-- Start of Working data --

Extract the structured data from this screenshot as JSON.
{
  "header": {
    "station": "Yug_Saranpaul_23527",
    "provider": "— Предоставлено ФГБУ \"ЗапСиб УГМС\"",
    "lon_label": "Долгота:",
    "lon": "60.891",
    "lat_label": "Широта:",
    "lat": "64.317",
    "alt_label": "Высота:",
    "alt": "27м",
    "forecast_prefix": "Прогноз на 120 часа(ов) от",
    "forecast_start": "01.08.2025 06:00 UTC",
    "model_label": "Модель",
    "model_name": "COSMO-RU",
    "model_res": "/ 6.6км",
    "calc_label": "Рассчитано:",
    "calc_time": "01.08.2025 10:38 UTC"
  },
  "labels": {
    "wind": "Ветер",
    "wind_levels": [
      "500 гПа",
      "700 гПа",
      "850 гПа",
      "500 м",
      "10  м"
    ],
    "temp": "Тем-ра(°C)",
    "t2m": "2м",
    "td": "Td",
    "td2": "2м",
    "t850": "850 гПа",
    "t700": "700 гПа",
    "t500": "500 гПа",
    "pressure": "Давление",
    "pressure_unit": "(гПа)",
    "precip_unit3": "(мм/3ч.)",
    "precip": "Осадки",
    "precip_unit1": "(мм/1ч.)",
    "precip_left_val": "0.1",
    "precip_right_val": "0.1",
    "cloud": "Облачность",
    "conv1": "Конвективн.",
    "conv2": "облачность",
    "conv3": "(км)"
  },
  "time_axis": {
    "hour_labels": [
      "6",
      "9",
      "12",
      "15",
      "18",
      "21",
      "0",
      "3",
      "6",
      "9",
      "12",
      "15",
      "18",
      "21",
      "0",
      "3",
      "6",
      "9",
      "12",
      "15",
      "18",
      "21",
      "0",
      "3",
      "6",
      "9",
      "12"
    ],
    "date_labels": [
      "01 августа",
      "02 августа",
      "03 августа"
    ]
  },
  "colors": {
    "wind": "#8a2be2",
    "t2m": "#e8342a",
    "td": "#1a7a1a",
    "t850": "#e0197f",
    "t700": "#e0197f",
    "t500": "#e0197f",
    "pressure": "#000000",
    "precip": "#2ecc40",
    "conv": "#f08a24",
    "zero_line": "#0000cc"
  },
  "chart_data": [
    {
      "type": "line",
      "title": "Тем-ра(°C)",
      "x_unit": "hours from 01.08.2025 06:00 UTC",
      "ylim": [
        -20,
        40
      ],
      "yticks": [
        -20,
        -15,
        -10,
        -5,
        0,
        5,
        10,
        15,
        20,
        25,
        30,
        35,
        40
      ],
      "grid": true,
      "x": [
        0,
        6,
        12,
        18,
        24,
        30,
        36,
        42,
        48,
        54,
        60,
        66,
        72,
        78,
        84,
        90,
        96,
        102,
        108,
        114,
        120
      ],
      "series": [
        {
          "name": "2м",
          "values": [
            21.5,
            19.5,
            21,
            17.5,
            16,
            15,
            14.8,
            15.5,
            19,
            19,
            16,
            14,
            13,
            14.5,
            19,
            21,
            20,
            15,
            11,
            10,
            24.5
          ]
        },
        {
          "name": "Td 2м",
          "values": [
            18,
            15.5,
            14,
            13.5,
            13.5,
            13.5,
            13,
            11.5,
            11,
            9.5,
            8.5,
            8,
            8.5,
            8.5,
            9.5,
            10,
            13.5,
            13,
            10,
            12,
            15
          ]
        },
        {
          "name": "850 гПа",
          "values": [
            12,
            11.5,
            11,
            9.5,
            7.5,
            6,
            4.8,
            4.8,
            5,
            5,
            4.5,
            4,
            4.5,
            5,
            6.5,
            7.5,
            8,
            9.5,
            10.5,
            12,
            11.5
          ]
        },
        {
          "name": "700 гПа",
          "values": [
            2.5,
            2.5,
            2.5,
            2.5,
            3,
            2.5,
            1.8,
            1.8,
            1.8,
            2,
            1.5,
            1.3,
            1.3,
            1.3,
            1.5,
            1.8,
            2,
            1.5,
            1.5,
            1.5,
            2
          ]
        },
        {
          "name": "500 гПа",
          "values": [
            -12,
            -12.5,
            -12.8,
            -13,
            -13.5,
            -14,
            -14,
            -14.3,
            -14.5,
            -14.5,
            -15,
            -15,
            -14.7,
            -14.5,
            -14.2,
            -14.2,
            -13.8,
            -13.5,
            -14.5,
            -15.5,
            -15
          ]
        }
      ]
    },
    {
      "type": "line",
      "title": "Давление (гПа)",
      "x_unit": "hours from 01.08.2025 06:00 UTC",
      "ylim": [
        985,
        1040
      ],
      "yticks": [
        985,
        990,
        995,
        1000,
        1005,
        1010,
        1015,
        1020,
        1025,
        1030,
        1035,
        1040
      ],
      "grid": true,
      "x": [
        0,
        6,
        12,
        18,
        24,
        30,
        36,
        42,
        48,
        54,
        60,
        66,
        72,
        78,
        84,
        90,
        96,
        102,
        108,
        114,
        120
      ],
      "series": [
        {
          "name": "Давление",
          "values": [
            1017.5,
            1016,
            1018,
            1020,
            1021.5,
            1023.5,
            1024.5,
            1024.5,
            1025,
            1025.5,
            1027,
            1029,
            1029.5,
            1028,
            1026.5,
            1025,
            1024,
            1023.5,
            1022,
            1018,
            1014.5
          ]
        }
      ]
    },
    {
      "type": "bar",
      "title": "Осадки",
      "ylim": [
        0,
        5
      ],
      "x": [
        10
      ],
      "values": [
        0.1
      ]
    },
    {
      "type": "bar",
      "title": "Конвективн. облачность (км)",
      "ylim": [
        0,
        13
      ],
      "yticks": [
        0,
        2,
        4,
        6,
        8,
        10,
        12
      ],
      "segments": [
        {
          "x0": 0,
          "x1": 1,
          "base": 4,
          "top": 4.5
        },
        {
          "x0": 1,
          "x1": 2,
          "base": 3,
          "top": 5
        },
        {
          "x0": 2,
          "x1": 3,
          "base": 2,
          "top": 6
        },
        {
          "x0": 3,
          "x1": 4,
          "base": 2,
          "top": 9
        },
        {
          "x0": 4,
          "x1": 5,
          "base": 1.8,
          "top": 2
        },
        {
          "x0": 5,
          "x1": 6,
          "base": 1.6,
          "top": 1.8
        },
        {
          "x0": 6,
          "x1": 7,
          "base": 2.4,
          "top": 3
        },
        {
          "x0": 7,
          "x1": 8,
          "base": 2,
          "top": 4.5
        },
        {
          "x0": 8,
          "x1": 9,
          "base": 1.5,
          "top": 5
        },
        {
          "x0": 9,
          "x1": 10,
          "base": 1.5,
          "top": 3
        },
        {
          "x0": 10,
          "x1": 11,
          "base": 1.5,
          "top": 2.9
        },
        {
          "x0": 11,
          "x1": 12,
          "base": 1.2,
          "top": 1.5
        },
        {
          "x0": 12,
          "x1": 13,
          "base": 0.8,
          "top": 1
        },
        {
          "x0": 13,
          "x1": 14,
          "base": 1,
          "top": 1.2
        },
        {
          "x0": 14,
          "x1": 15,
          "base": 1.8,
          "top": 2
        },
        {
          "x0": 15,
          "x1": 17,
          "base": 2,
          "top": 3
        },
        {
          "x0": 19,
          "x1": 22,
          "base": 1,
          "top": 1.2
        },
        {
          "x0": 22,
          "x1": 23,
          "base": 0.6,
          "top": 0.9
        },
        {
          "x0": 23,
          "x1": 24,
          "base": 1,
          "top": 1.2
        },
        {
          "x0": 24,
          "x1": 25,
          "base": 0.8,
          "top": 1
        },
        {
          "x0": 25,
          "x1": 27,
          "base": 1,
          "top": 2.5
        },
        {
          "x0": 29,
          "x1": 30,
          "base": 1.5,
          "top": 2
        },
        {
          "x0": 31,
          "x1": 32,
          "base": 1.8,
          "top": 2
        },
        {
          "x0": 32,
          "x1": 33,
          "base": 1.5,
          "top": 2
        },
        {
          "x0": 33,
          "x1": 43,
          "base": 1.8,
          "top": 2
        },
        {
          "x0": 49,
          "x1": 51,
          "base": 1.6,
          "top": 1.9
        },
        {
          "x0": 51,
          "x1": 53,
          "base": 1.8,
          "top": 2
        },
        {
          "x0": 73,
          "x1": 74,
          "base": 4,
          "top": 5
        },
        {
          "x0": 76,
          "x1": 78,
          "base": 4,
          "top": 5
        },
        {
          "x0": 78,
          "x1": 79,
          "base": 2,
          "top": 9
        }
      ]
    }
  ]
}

-- End of Working data --

Stated exercise. From the listing above, copy every line that holds the string "Давление".

Correct response.
    "pressure": "Давление",
      "title": "Давление (гПа)",
          "name": "Давление",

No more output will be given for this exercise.